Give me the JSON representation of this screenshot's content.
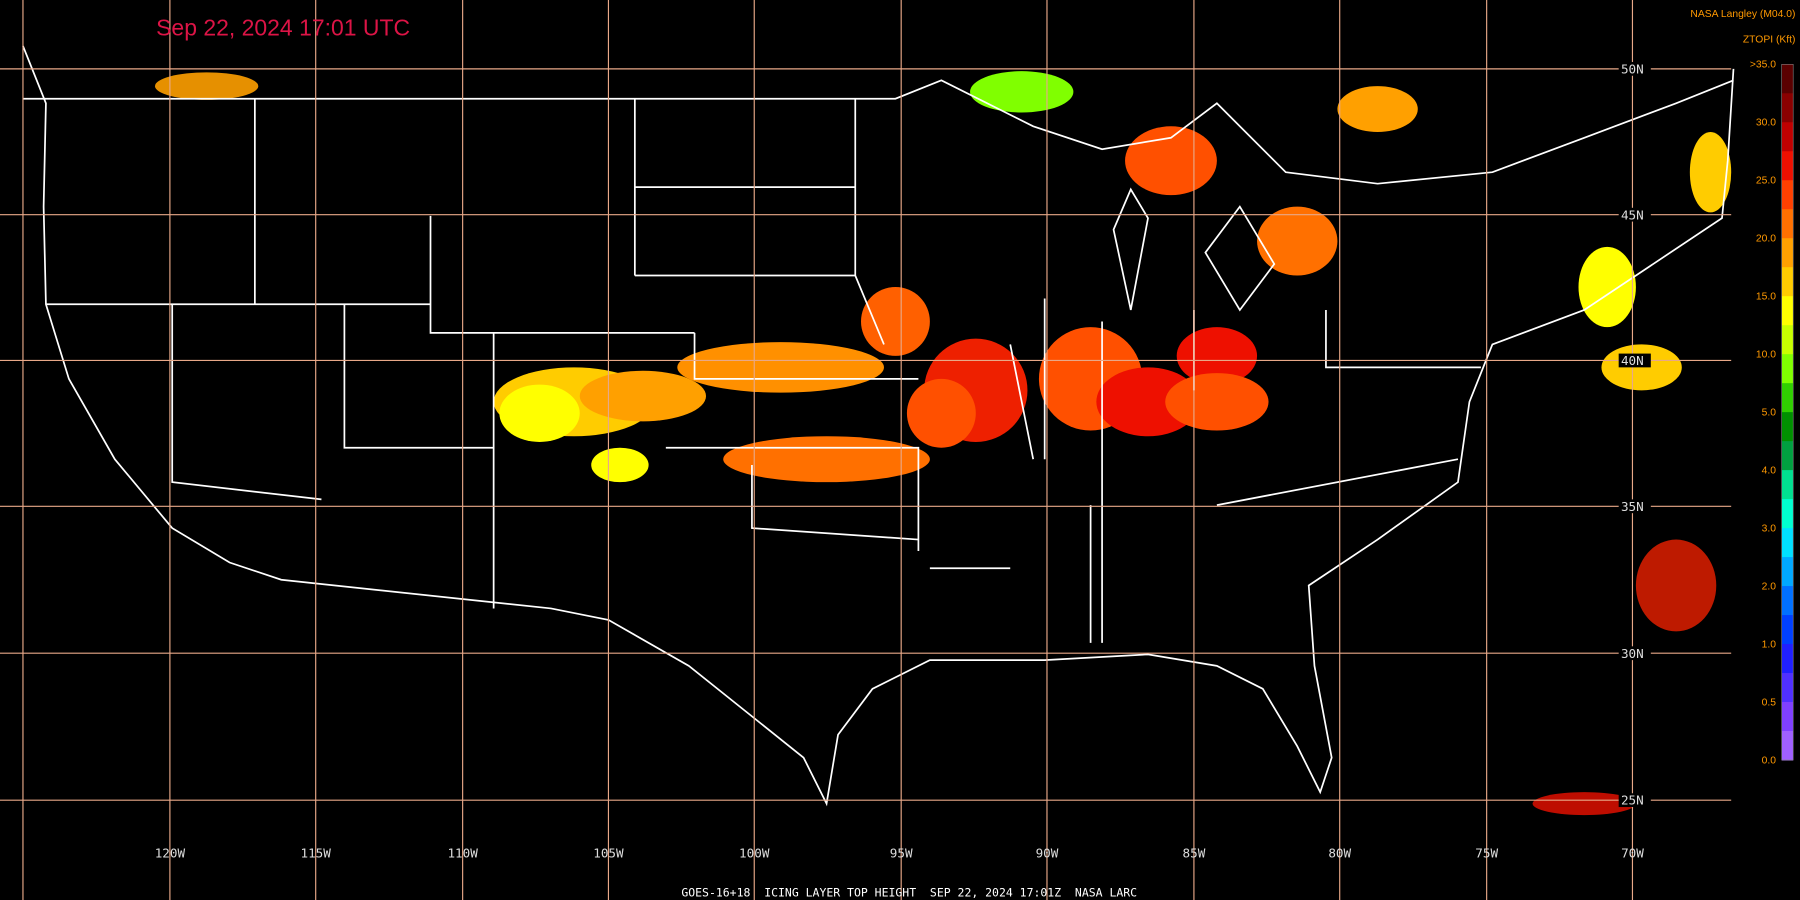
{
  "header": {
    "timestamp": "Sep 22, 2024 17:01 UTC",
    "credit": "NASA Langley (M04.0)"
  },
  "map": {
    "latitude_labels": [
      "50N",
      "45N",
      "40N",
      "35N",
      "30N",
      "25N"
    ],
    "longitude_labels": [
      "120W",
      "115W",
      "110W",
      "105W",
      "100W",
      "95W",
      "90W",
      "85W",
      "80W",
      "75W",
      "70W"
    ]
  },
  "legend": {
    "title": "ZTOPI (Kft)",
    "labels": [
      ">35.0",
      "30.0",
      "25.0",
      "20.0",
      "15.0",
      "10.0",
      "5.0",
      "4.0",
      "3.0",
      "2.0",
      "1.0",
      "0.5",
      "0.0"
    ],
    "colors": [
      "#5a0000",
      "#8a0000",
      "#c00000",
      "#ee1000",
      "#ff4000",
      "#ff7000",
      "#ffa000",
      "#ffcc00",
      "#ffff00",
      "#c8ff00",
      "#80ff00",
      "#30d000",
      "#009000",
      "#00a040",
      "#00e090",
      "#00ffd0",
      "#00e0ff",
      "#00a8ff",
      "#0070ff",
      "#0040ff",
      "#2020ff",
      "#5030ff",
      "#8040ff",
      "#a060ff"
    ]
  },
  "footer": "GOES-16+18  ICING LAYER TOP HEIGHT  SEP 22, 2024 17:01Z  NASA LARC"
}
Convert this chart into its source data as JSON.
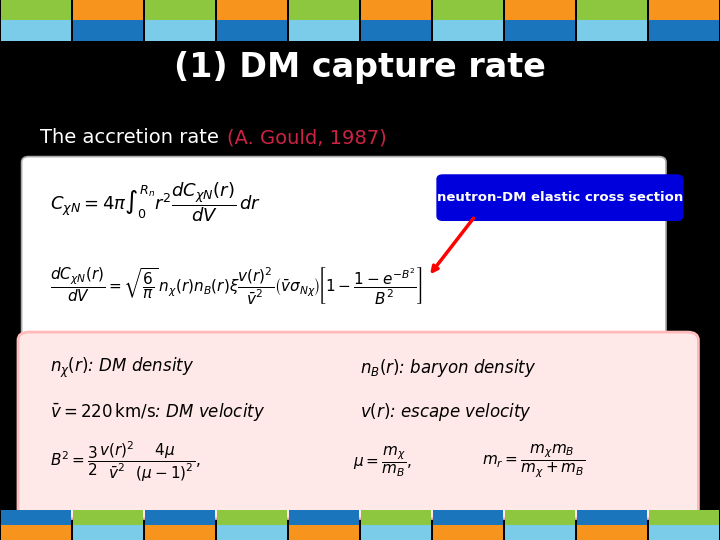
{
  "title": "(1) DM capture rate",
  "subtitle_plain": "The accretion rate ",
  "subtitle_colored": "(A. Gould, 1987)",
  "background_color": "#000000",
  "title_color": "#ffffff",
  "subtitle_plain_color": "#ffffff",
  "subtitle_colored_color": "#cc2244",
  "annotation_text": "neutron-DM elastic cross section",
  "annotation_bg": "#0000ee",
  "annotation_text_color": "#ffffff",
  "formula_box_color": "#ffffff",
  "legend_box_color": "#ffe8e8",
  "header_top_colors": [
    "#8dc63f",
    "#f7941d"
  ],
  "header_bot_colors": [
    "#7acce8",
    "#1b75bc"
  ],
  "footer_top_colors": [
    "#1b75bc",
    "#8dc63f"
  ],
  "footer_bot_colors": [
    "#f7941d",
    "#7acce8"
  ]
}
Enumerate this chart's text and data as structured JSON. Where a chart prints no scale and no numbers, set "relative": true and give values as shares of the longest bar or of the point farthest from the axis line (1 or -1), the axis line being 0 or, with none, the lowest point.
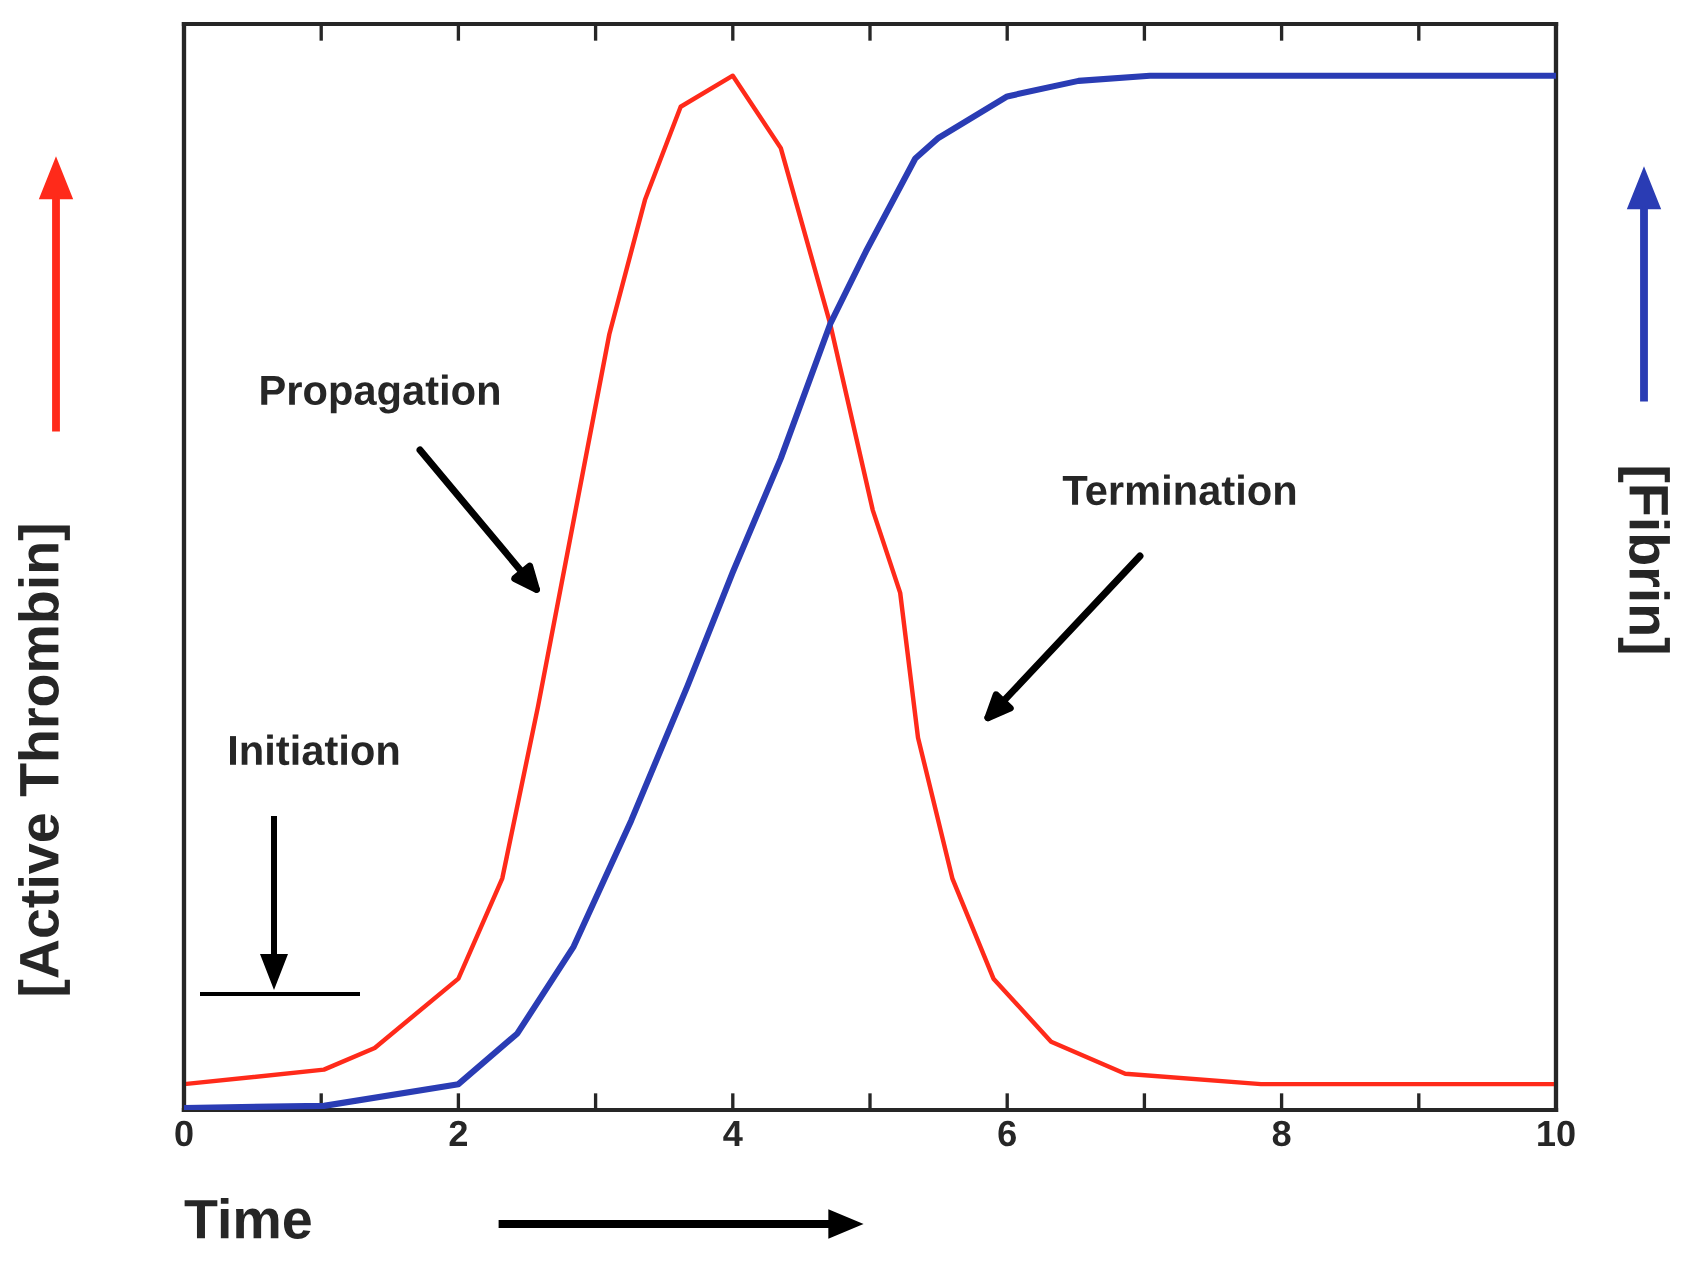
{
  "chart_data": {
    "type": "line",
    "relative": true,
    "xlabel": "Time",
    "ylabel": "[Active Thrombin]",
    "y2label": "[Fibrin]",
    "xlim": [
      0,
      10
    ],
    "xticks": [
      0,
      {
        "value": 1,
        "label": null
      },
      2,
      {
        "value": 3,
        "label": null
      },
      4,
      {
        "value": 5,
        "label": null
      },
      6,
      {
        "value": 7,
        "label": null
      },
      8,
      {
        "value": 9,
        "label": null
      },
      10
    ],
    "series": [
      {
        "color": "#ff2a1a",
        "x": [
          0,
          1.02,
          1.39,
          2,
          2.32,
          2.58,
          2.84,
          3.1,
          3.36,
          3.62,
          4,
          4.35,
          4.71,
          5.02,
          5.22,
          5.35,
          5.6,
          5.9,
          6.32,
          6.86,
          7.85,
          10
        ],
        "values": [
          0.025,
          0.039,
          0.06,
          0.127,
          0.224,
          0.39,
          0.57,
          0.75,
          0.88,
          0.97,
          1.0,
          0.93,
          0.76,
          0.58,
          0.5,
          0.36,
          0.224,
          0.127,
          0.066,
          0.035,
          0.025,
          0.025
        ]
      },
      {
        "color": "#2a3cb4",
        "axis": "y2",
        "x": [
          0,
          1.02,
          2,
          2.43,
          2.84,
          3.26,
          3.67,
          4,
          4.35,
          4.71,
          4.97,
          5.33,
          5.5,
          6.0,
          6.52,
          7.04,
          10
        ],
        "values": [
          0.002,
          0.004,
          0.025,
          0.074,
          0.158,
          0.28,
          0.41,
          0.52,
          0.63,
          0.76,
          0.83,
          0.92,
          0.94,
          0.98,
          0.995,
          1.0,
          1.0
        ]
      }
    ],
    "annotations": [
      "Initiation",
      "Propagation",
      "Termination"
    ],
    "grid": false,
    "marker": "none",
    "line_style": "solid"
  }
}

______

=== What the task requires ===
Give all the entries again exactly, dropping each picture.

=== Solution to this task ===
Give me the JSON representation of this screenshot's content.
{
  "header": {
    "timestamp": "Sep 22, 2024 17:01 UTC",
    "credit": "NASA Langley (M04.0)"
  },
  "map": {
    "latitude_labels": [
      "50N",
      "45N",
      "40N",
      "35N",
      "30N",
      "25N"
    ],
    "longitude_labels": [
      "120W",
      "115W",
      "110W",
      "105W",
      "100W",
      "95W",
      "90W",
      "85W",
      "80W",
      "75W",
      "70W"
    ]
  },
  "legend": {
    "title": "ZTOPI (Kft)",
    "labels": [
      ">35.0",
      "30.0",
      "25.0",
      "20.0",
      "15.0",
      "10.0",
      "5.0",
      "4.0",
      "3.0",
      "2.0",
      "1.0",
      "0.5",
      "0.0"
    ],
    "colors": [
      "#5a0000",
      "#8a0000",
      "#c00000",
      "#ee1000",
      "#ff4000",
      "#ff7000",
      "#ffa000",
      "#ffcc00",
      "#ffff00",
      "#c8ff00",
      "#80ff00",
      "#30d000",
      "#009000",
      "#00a040",
      "#00e090",
      "#00ffd0",
      "#00e0ff",
      "#00a8ff",
      "#0070ff",
      "#0040ff",
      "#2020ff",
      "#5030ff",
      "#8040ff",
      "#a060ff"
    ]
  },
  "footer": "GOES-16+18  ICING LAYER TOP HEIGHT  SEP 22, 2024 17:01Z  NASA LARC"
}
Convert this chart into its source data as JSON.
{
  "title": "(1) DM capture rate",
  "subtitle_plain": "The accretion rate ",
  "subtitle_colored": "(A. Gould, 1987)",
  "background_color": "#000000",
  "title_color": "#ffffff",
  "subtitle_plain_color": "#ffffff",
  "subtitle_colored_color": "#cc2244",
  "annotation_text": "neutron-DM elastic cross section",
  "annotation_bg": "#0000ee",
  "annotation_text_color": "#ffffff",
  "formula_box_color": "#ffffff",
  "legend_box_color": "#ffe8e8",
  "header_top_colors": [
    "#8dc63f",
    "#f7941d"
  ],
  "header_bot_colors": [
    "#7acce8",
    "#1b75bc"
  ],
  "footer_top_colors": [
    "#1b75bc",
    "#8dc63f"
  ],
  "footer_bot_colors": [
    "#f7941d",
    "#7acce8"
  ]
}
Enumerate this chart's text and data as structured JSON. Where a chart prints no scale and no numbers, set "relative": true and give values as shares of the longest bar or of the point farthest from the axis line (1 or -1), the axis line being 0 or, with none, the lowest point.
{
  "chart_data": {
    "type": "line",
    "relative": true,
    "xlabel": "Time",
    "ylabel": "[Active Thrombin]",
    "y2label": "[Fibrin]",
    "xlim": [
      0,
      10
    ],
    "xticks": [
      0,
      {
        "value": 1,
        "label": null
      },
      2,
      {
        "value": 3,
        "label": null
      },
      4,
      {
        "value": 5,
        "label": null
      },
      6,
      {
        "value": 7,
        "label": null
      },
      8,
      {
        "value": 9,
        "label": null
      },
      10
    ],
    "series": [
      {
        "color": "#ff2a1a",
        "x": [
          0,
          1.02,
          1.39,
          2,
          2.32,
          2.58,
          2.84,
          3.1,
          3.36,
          3.62,
          4,
          4.35,
          4.71,
          5.02,
          5.22,
          5.35,
          5.6,
          5.9,
          6.32,
          6.86,
          7.85,
          10
        ],
        "values": [
          0.025,
          0.039,
          0.06,
          0.127,
          0.224,
          0.39,
          0.57,
          0.75,
          0.88,
          0.97,
          1.0,
          0.93,
          0.76,
          0.58,
          0.5,
          0.36,
          0.224,
          0.127,
          0.066,
          0.035,
          0.025,
          0.025
        ]
      },
      {
        "color": "#2a3cb4",
        "axis": "y2",
        "x": [
          0,
          1.02,
          2,
          2.43,
          2.84,
          3.26,
          3.67,
          4,
          4.35,
          4.71,
          4.97,
          5.33,
          5.5,
          6.0,
          6.52,
          7.04,
          10
        ],
        "values": [
          0.002,
          0.004,
          0.025,
          0.074,
          0.158,
          0.28,
          0.41,
          0.52,
          0.63,
          0.76,
          0.83,
          0.92,
          0.94,
          0.98,
          0.995,
          1.0,
          1.0
        ]
      }
    ],
    "annotations": [
      "Initiation",
      "Propagation",
      "Termination"
    ],
    "grid": false,
    "marker": "none",
    "line_style": "solid"
  }
}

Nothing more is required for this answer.